WHAT TO DO: Skip all pictures, then print the remaining material exactly.

Records that describe figures:
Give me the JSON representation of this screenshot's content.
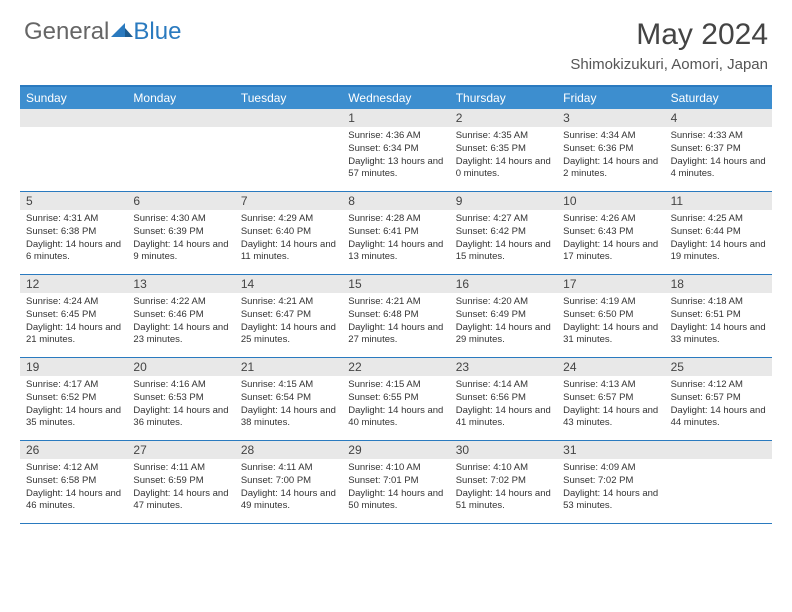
{
  "logo": {
    "general": "General",
    "blue": "Blue"
  },
  "title": "May 2024",
  "location": "Shimokizukuri, Aomori, Japan",
  "colors": {
    "header_bar": "#3d8ecf",
    "border": "#2a7abf",
    "daynum_bg": "#e8e8e8",
    "text": "#333333",
    "title_text": "#444444",
    "background": "#ffffff"
  },
  "dow": [
    "Sunday",
    "Monday",
    "Tuesday",
    "Wednesday",
    "Thursday",
    "Friday",
    "Saturday"
  ],
  "weeks": [
    [
      {
        "empty": true
      },
      {
        "empty": true
      },
      {
        "empty": true
      },
      {
        "n": "1",
        "sr": "Sunrise: 4:36 AM",
        "ss": "Sunset: 6:34 PM",
        "dl": "Daylight: 13 hours and 57 minutes."
      },
      {
        "n": "2",
        "sr": "Sunrise: 4:35 AM",
        "ss": "Sunset: 6:35 PM",
        "dl": "Daylight: 14 hours and 0 minutes."
      },
      {
        "n": "3",
        "sr": "Sunrise: 4:34 AM",
        "ss": "Sunset: 6:36 PM",
        "dl": "Daylight: 14 hours and 2 minutes."
      },
      {
        "n": "4",
        "sr": "Sunrise: 4:33 AM",
        "ss": "Sunset: 6:37 PM",
        "dl": "Daylight: 14 hours and 4 minutes."
      }
    ],
    [
      {
        "n": "5",
        "sr": "Sunrise: 4:31 AM",
        "ss": "Sunset: 6:38 PM",
        "dl": "Daylight: 14 hours and 6 minutes."
      },
      {
        "n": "6",
        "sr": "Sunrise: 4:30 AM",
        "ss": "Sunset: 6:39 PM",
        "dl": "Daylight: 14 hours and 9 minutes."
      },
      {
        "n": "7",
        "sr": "Sunrise: 4:29 AM",
        "ss": "Sunset: 6:40 PM",
        "dl": "Daylight: 14 hours and 11 minutes."
      },
      {
        "n": "8",
        "sr": "Sunrise: 4:28 AM",
        "ss": "Sunset: 6:41 PM",
        "dl": "Daylight: 14 hours and 13 minutes."
      },
      {
        "n": "9",
        "sr": "Sunrise: 4:27 AM",
        "ss": "Sunset: 6:42 PM",
        "dl": "Daylight: 14 hours and 15 minutes."
      },
      {
        "n": "10",
        "sr": "Sunrise: 4:26 AM",
        "ss": "Sunset: 6:43 PM",
        "dl": "Daylight: 14 hours and 17 minutes."
      },
      {
        "n": "11",
        "sr": "Sunrise: 4:25 AM",
        "ss": "Sunset: 6:44 PM",
        "dl": "Daylight: 14 hours and 19 minutes."
      }
    ],
    [
      {
        "n": "12",
        "sr": "Sunrise: 4:24 AM",
        "ss": "Sunset: 6:45 PM",
        "dl": "Daylight: 14 hours and 21 minutes."
      },
      {
        "n": "13",
        "sr": "Sunrise: 4:22 AM",
        "ss": "Sunset: 6:46 PM",
        "dl": "Daylight: 14 hours and 23 minutes."
      },
      {
        "n": "14",
        "sr": "Sunrise: 4:21 AM",
        "ss": "Sunset: 6:47 PM",
        "dl": "Daylight: 14 hours and 25 minutes."
      },
      {
        "n": "15",
        "sr": "Sunrise: 4:21 AM",
        "ss": "Sunset: 6:48 PM",
        "dl": "Daylight: 14 hours and 27 minutes."
      },
      {
        "n": "16",
        "sr": "Sunrise: 4:20 AM",
        "ss": "Sunset: 6:49 PM",
        "dl": "Daylight: 14 hours and 29 minutes."
      },
      {
        "n": "17",
        "sr": "Sunrise: 4:19 AM",
        "ss": "Sunset: 6:50 PM",
        "dl": "Daylight: 14 hours and 31 minutes."
      },
      {
        "n": "18",
        "sr": "Sunrise: 4:18 AM",
        "ss": "Sunset: 6:51 PM",
        "dl": "Daylight: 14 hours and 33 minutes."
      }
    ],
    [
      {
        "n": "19",
        "sr": "Sunrise: 4:17 AM",
        "ss": "Sunset: 6:52 PM",
        "dl": "Daylight: 14 hours and 35 minutes."
      },
      {
        "n": "20",
        "sr": "Sunrise: 4:16 AM",
        "ss": "Sunset: 6:53 PM",
        "dl": "Daylight: 14 hours and 36 minutes."
      },
      {
        "n": "21",
        "sr": "Sunrise: 4:15 AM",
        "ss": "Sunset: 6:54 PM",
        "dl": "Daylight: 14 hours and 38 minutes."
      },
      {
        "n": "22",
        "sr": "Sunrise: 4:15 AM",
        "ss": "Sunset: 6:55 PM",
        "dl": "Daylight: 14 hours and 40 minutes."
      },
      {
        "n": "23",
        "sr": "Sunrise: 4:14 AM",
        "ss": "Sunset: 6:56 PM",
        "dl": "Daylight: 14 hours and 41 minutes."
      },
      {
        "n": "24",
        "sr": "Sunrise: 4:13 AM",
        "ss": "Sunset: 6:57 PM",
        "dl": "Daylight: 14 hours and 43 minutes."
      },
      {
        "n": "25",
        "sr": "Sunrise: 4:12 AM",
        "ss": "Sunset: 6:57 PM",
        "dl": "Daylight: 14 hours and 44 minutes."
      }
    ],
    [
      {
        "n": "26",
        "sr": "Sunrise: 4:12 AM",
        "ss": "Sunset: 6:58 PM",
        "dl": "Daylight: 14 hours and 46 minutes."
      },
      {
        "n": "27",
        "sr": "Sunrise: 4:11 AM",
        "ss": "Sunset: 6:59 PM",
        "dl": "Daylight: 14 hours and 47 minutes."
      },
      {
        "n": "28",
        "sr": "Sunrise: 4:11 AM",
        "ss": "Sunset: 7:00 PM",
        "dl": "Daylight: 14 hours and 49 minutes."
      },
      {
        "n": "29",
        "sr": "Sunrise: 4:10 AM",
        "ss": "Sunset: 7:01 PM",
        "dl": "Daylight: 14 hours and 50 minutes."
      },
      {
        "n": "30",
        "sr": "Sunrise: 4:10 AM",
        "ss": "Sunset: 7:02 PM",
        "dl": "Daylight: 14 hours and 51 minutes."
      },
      {
        "n": "31",
        "sr": "Sunrise: 4:09 AM",
        "ss": "Sunset: 7:02 PM",
        "dl": "Daylight: 14 hours and 53 minutes."
      },
      {
        "empty": true
      }
    ]
  ]
}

COMPLETED EXERCISE:
Give me the JSON representation of this screenshot's content.
{
  "logo": {
    "general": "General",
    "blue": "Blue"
  },
  "title": "May 2024",
  "location": "Shimokizukuri, Aomori, Japan",
  "colors": {
    "header_bar": "#3d8ecf",
    "border": "#2a7abf",
    "daynum_bg": "#e8e8e8",
    "text": "#333333",
    "title_text": "#444444",
    "background": "#ffffff"
  },
  "dow": [
    "Sunday",
    "Monday",
    "Tuesday",
    "Wednesday",
    "Thursday",
    "Friday",
    "Saturday"
  ],
  "weeks": [
    [
      {
        "empty": true
      },
      {
        "empty": true
      },
      {
        "empty": true
      },
      {
        "n": "1",
        "sr": "Sunrise: 4:36 AM",
        "ss": "Sunset: 6:34 PM",
        "dl": "Daylight: 13 hours and 57 minutes."
      },
      {
        "n": "2",
        "sr": "Sunrise: 4:35 AM",
        "ss": "Sunset: 6:35 PM",
        "dl": "Daylight: 14 hours and 0 minutes."
      },
      {
        "n": "3",
        "sr": "Sunrise: 4:34 AM",
        "ss": "Sunset: 6:36 PM",
        "dl": "Daylight: 14 hours and 2 minutes."
      },
      {
        "n": "4",
        "sr": "Sunrise: 4:33 AM",
        "ss": "Sunset: 6:37 PM",
        "dl": "Daylight: 14 hours and 4 minutes."
      }
    ],
    [
      {
        "n": "5",
        "sr": "Sunrise: 4:31 AM",
        "ss": "Sunset: 6:38 PM",
        "dl": "Daylight: 14 hours and 6 minutes."
      },
      {
        "n": "6",
        "sr": "Sunrise: 4:30 AM",
        "ss": "Sunset: 6:39 PM",
        "dl": "Daylight: 14 hours and 9 minutes."
      },
      {
        "n": "7",
        "sr": "Sunrise: 4:29 AM",
        "ss": "Sunset: 6:40 PM",
        "dl": "Daylight: 14 hours and 11 minutes."
      },
      {
        "n": "8",
        "sr": "Sunrise: 4:28 AM",
        "ss": "Sunset: 6:41 PM",
        "dl": "Daylight: 14 hours and 13 minutes."
      },
      {
        "n": "9",
        "sr": "Sunrise: 4:27 AM",
        "ss": "Sunset: 6:42 PM",
        "dl": "Daylight: 14 hours and 15 minutes."
      },
      {
        "n": "10",
        "sr": "Sunrise: 4:26 AM",
        "ss": "Sunset: 6:43 PM",
        "dl": "Daylight: 14 hours and 17 minutes."
      },
      {
        "n": "11",
        "sr": "Sunrise: 4:25 AM",
        "ss": "Sunset: 6:44 PM",
        "dl": "Daylight: 14 hours and 19 minutes."
      }
    ],
    [
      {
        "n": "12",
        "sr": "Sunrise: 4:24 AM",
        "ss": "Sunset: 6:45 PM",
        "dl": "Daylight: 14 hours and 21 minutes."
      },
      {
        "n": "13",
        "sr": "Sunrise: 4:22 AM",
        "ss": "Sunset: 6:46 PM",
        "dl": "Daylight: 14 hours and 23 minutes."
      },
      {
        "n": "14",
        "sr": "Sunrise: 4:21 AM",
        "ss": "Sunset: 6:47 PM",
        "dl": "Daylight: 14 hours and 25 minutes."
      },
      {
        "n": "15",
        "sr": "Sunrise: 4:21 AM",
        "ss": "Sunset: 6:48 PM",
        "dl": "Daylight: 14 hours and 27 minutes."
      },
      {
        "n": "16",
        "sr": "Sunrise: 4:20 AM",
        "ss": "Sunset: 6:49 PM",
        "dl": "Daylight: 14 hours and 29 minutes."
      },
      {
        "n": "17",
        "sr": "Sunrise: 4:19 AM",
        "ss": "Sunset: 6:50 PM",
        "dl": "Daylight: 14 hours and 31 minutes."
      },
      {
        "n": "18",
        "sr": "Sunrise: 4:18 AM",
        "ss": "Sunset: 6:51 PM",
        "dl": "Daylight: 14 hours and 33 minutes."
      }
    ],
    [
      {
        "n": "19",
        "sr": "Sunrise: 4:17 AM",
        "ss": "Sunset: 6:52 PM",
        "dl": "Daylight: 14 hours and 35 minutes."
      },
      {
        "n": "20",
        "sr": "Sunrise: 4:16 AM",
        "ss": "Sunset: 6:53 PM",
        "dl": "Daylight: 14 hours and 36 minutes."
      },
      {
        "n": "21",
        "sr": "Sunrise: 4:15 AM",
        "ss": "Sunset: 6:54 PM",
        "dl": "Daylight: 14 hours and 38 minutes."
      },
      {
        "n": "22",
        "sr": "Sunrise: 4:15 AM",
        "ss": "Sunset: 6:55 PM",
        "dl": "Daylight: 14 hours and 40 minutes."
      },
      {
        "n": "23",
        "sr": "Sunrise: 4:14 AM",
        "ss": "Sunset: 6:56 PM",
        "dl": "Daylight: 14 hours and 41 minutes."
      },
      {
        "n": "24",
        "sr": "Sunrise: 4:13 AM",
        "ss": "Sunset: 6:57 PM",
        "dl": "Daylight: 14 hours and 43 minutes."
      },
      {
        "n": "25",
        "sr": "Sunrise: 4:12 AM",
        "ss": "Sunset: 6:57 PM",
        "dl": "Daylight: 14 hours and 44 minutes."
      }
    ],
    [
      {
        "n": "26",
        "sr": "Sunrise: 4:12 AM",
        "ss": "Sunset: 6:58 PM",
        "dl": "Daylight: 14 hours and 46 minutes."
      },
      {
        "n": "27",
        "sr": "Sunrise: 4:11 AM",
        "ss": "Sunset: 6:59 PM",
        "dl": "Daylight: 14 hours and 47 minutes."
      },
      {
        "n": "28",
        "sr": "Sunrise: 4:11 AM",
        "ss": "Sunset: 7:00 PM",
        "dl": "Daylight: 14 hours and 49 minutes."
      },
      {
        "n": "29",
        "sr": "Sunrise: 4:10 AM",
        "ss": "Sunset: 7:01 PM",
        "dl": "Daylight: 14 hours and 50 minutes."
      },
      {
        "n": "30",
        "sr": "Sunrise: 4:10 AM",
        "ss": "Sunset: 7:02 PM",
        "dl": "Daylight: 14 hours and 51 minutes."
      },
      {
        "n": "31",
        "sr": "Sunrise: 4:09 AM",
        "ss": "Sunset: 7:02 PM",
        "dl": "Daylight: 14 hours and 53 minutes."
      },
      {
        "empty": true
      }
    ]
  ]
}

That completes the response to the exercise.